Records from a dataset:
--- --- ---
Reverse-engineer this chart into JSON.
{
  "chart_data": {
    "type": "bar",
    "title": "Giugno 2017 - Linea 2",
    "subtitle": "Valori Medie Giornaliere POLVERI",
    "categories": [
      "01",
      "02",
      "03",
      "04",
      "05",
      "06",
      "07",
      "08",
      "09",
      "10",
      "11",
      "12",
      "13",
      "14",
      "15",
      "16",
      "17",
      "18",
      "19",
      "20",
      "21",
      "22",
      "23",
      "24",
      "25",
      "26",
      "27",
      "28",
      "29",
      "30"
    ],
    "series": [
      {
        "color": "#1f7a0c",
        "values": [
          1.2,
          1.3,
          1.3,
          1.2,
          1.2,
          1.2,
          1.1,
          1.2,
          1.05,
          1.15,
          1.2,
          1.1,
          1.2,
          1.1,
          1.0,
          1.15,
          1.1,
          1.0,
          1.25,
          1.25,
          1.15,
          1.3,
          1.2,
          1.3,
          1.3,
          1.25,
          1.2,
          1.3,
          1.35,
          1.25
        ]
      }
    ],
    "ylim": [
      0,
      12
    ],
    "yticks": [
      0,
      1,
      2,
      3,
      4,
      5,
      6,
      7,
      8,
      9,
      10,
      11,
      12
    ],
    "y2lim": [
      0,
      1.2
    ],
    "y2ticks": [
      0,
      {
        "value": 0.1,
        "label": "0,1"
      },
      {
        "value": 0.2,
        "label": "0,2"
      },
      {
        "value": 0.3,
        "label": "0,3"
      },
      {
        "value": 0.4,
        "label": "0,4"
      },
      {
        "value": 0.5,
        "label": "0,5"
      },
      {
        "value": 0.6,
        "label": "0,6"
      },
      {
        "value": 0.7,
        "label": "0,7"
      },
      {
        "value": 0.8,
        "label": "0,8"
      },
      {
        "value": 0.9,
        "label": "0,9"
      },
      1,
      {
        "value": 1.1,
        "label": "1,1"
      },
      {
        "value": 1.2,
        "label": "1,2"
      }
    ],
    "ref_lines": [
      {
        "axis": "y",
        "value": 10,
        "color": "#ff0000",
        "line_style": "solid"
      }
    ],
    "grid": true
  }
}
--- --- ---
• Exercise description
The entries above must be returned in full, exactly as shown.

• Correct response
Reverse-engineer this chart into JSON.
{
  "chart_data": {
    "type": "bar",
    "title": "Giugno 2017 - Linea 2",
    "subtitle": "Valori Medie Giornaliere POLVERI",
    "categories": [
      "01",
      "02",
      "03",
      "04",
      "05",
      "06",
      "07",
      "08",
      "09",
      "10",
      "11",
      "12",
      "13",
      "14",
      "15",
      "16",
      "17",
      "18",
      "19",
      "20",
      "21",
      "22",
      "23",
      "24",
      "25",
      "26",
      "27",
      "28",
      "29",
      "30"
    ],
    "series": [
      {
        "color": "#1f7a0c",
        "values": [
          1.2,
          1.3,
          1.3,
          1.2,
          1.2,
          1.2,
          1.1,
          1.2,
          1.05,
          1.15,
          1.2,
          1.1,
          1.2,
          1.1,
          1.0,
          1.15,
          1.1,
          1.0,
          1.25,
          1.25,
          1.15,
          1.3,
          1.2,
          1.3,
          1.3,
          1.25,
          1.2,
          1.3,
          1.35,
          1.25
        ]
      }
    ],
    "ylim": [
      0,
      12
    ],
    "yticks": [
      0,
      1,
      2,
      3,
      4,
      5,
      6,
      7,
      8,
      9,
      10,
      11,
      12
    ],
    "y2lim": [
      0,
      1.2
    ],
    "y2ticks": [
      0,
      {
        "value": 0.1,
        "label": "0,1"
      },
      {
        "value": 0.2,
        "label": "0,2"
      },
      {
        "value": 0.3,
        "label": "0,3"
      },
      {
        "value": 0.4,
        "label": "0,4"
      },
      {
        "value": 0.5,
        "label": "0,5"
      },
      {
        "value": 0.6,
        "label": "0,6"
      },
      {
        "value": 0.7,
        "label": "0,7"
      },
      {
        "value": 0.8,
        "label": "0,8"
      },
      {
        "value": 0.9,
        "label": "0,9"
      },
      1,
      {
        "value": 1.1,
        "label": "1,1"
      },
      {
        "value": 1.2,
        "label": "1,2"
      }
    ],
    "ref_lines": [
      {
        "axis": "y",
        "value": 10,
        "color": "#ff0000",
        "line_style": "solid"
      }
    ],
    "grid": true
  }
}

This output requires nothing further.